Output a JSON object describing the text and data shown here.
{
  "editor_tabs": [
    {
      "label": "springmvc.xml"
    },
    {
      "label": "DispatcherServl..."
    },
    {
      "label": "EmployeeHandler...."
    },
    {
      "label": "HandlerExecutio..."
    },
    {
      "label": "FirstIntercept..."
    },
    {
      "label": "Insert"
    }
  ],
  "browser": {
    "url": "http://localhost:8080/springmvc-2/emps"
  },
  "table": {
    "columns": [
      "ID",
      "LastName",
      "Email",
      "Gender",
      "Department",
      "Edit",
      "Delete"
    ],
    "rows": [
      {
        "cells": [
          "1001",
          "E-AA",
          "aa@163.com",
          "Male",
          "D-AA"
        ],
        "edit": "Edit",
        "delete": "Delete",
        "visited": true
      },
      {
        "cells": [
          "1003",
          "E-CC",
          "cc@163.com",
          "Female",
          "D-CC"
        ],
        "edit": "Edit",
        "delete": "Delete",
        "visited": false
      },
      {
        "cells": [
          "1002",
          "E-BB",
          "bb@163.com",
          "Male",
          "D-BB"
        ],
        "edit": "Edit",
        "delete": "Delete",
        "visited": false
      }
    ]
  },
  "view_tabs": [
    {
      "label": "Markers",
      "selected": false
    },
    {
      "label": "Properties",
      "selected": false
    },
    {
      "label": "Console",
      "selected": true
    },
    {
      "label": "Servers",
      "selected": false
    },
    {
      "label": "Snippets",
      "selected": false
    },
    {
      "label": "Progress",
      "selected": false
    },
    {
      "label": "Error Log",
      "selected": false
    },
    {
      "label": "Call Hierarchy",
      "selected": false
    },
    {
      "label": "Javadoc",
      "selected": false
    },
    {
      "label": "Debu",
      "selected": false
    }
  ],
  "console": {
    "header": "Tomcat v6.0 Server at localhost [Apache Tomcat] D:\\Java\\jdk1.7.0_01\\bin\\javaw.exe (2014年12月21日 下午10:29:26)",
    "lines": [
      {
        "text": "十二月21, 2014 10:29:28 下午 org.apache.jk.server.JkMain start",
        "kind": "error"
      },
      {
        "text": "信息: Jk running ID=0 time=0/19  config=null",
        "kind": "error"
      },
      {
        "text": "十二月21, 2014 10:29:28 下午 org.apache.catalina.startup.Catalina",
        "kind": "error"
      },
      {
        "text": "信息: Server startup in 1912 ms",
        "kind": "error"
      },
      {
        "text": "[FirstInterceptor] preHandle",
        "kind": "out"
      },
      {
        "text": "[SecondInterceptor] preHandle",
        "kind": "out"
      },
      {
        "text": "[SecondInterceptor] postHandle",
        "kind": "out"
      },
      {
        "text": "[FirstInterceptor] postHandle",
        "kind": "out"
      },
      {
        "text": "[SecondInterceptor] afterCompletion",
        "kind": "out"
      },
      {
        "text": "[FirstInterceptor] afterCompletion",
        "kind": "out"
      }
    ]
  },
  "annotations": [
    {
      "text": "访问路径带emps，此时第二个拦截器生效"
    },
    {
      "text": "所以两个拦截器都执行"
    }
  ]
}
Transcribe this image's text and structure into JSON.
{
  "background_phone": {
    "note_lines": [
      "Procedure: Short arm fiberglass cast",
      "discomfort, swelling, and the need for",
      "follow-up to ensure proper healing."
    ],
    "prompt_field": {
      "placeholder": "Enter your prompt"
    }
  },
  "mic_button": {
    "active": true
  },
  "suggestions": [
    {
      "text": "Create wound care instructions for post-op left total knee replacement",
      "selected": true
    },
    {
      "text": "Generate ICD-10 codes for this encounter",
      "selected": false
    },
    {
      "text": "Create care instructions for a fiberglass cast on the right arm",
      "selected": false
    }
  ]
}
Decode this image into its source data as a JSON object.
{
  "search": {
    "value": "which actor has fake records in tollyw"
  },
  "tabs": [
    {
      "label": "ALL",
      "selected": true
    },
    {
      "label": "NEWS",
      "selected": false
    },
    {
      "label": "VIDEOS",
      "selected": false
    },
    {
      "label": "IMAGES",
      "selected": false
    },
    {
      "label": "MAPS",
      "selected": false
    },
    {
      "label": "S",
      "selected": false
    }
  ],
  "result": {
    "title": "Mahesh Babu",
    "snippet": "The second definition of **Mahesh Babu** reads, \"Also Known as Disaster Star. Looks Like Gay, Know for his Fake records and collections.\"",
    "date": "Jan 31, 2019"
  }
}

Directions = Repeat the entries shown above, every one, word for word.

Output for this exercise =
Output a JSON object describing the text and data shown here.
{
  "editor_tabs": [
    {
      "label": "springmvc.xml"
    },
    {
      "label": "DispatcherServl..."
    },
    {
      "label": "EmployeeHandler...."
    },
    {
      "label": "HandlerExecutio..."
    },
    {
      "label": "FirstIntercept..."
    },
    {
      "label": "Insert"
    }
  ],
  "browser": {
    "url": "http://localhost:8080/springmvc-2/emps"
  },
  "table": {
    "columns": [
      "ID",
      "LastName",
      "Email",
      "Gender",
      "Department",
      "Edit",
      "Delete"
    ],
    "rows": [
      {
        "cells": [
          "1001",
          "E-AA",
          "aa@163.com",
          "Male",
          "D-AA"
        ],
        "edit": "Edit",
        "delete": "Delete",
        "visited": true
      },
      {
        "cells": [
          "1003",
          "E-CC",
          "cc@163.com",
          "Female",
          "D-CC"
        ],
        "edit": "Edit",
        "delete": "Delete",
        "visited": false
      },
      {
        "cells": [
          "1002",
          "E-BB",
          "bb@163.com",
          "Male",
          "D-BB"
        ],
        "edit": "Edit",
        "delete": "Delete",
        "visited": false
      }
    ]
  },
  "view_tabs": [
    {
      "label": "Markers",
      "selected": false
    },
    {
      "label": "Properties",
      "selected": false
    },
    {
      "label": "Console",
      "selected": true
    },
    {
      "label": "Servers",
      "selected": false
    },
    {
      "label": "Snippets",
      "selected": false
    },
    {
      "label": "Progress",
      "selected": false
    },
    {
      "label": "Error Log",
      "selected": false
    },
    {
      "label": "Call Hierarchy",
      "selected": false
    },
    {
      "label": "Javadoc",
      "selected": false
    },
    {
      "label": "Debu",
      "selected": false
    }
  ],
  "console": {
    "header": "Tomcat v6.0 Server at localhost [Apache Tomcat] D:\\Java\\jdk1.7.0_01\\bin\\javaw.exe (2014年12月21日 下午10:29:26)",
    "lines": [
      {
        "text": "十二月21, 2014 10:29:28 下午 org.apache.jk.server.JkMain start",
        "kind": "error"
      },
      {
        "text": "信息: Jk running ID=0 time=0/19  config=null",
        "kind": "error"
      },
      {
        "text": "十二月21, 2014 10:29:28 下午 org.apache.catalina.startup.Catalina",
        "kind": "error"
      },
      {
        "text": "信息: Server startup in 1912 ms",
        "kind": "error"
      },
      {
        "text": "[FirstInterceptor] preHandle",
        "kind": "out"
      },
      {
        "text": "[SecondInterceptor] preHandle",
        "kind": "out"
      },
      {
        "text": "[SecondInterceptor] postHandle",
        "kind": "out"
      },
      {
        "text": "[FirstInterceptor] postHandle",
        "kind": "out"
      },
      {
        "text": "[SecondInterceptor] afterCompletion",
        "kind": "out"
      },
      {
        "text": "[FirstInterceptor] afterCompletion",
        "kind": "out"
      }
    ]
  },
  "annotations": [
    {
      "text": "访问路径带emps，此时第二个拦截器生效"
    },
    {
      "text": "所以两个拦截器都执行"
    }
  ]
}
Transcribe this image's text and structure into JSON.
{
  "background_phone": {
    "note_lines": [
      "Procedure: Short arm fiberglass cast",
      "discomfort, swelling, and the need for",
      "follow-up to ensure proper healing."
    ],
    "prompt_field": {
      "placeholder": "Enter your prompt"
    }
  },
  "mic_button": {
    "active": true
  },
  "suggestions": [
    {
      "text": "Create wound care instructions for post-op left total knee replacement",
      "selected": true
    },
    {
      "text": "Generate ICD-10 codes for this encounter",
      "selected": false
    },
    {
      "text": "Create care instructions for a fiberglass cast on the right arm",
      "selected": false
    }
  ]
}
Decode this image into its source data as a JSON object.
{
  "search": {
    "value": "which actor has fake records in tollyw"
  },
  "tabs": [
    {
      "label": "ALL",
      "selected": true
    },
    {
      "label": "NEWS",
      "selected": false
    },
    {
      "label": "VIDEOS",
      "selected": false
    },
    {
      "label": "IMAGES",
      "selected": false
    },
    {
      "label": "MAPS",
      "selected": false
    },
    {
      "label": "S",
      "selected": false
    }
  ],
  "result": {
    "title": "Mahesh Babu",
    "snippet": "The second definition of **Mahesh Babu** reads, \"Also Known as Disaster Star. Looks Like Gay, Know for his Fake records and collections.\"",
    "date": "Jan 31, 2019"
  }
}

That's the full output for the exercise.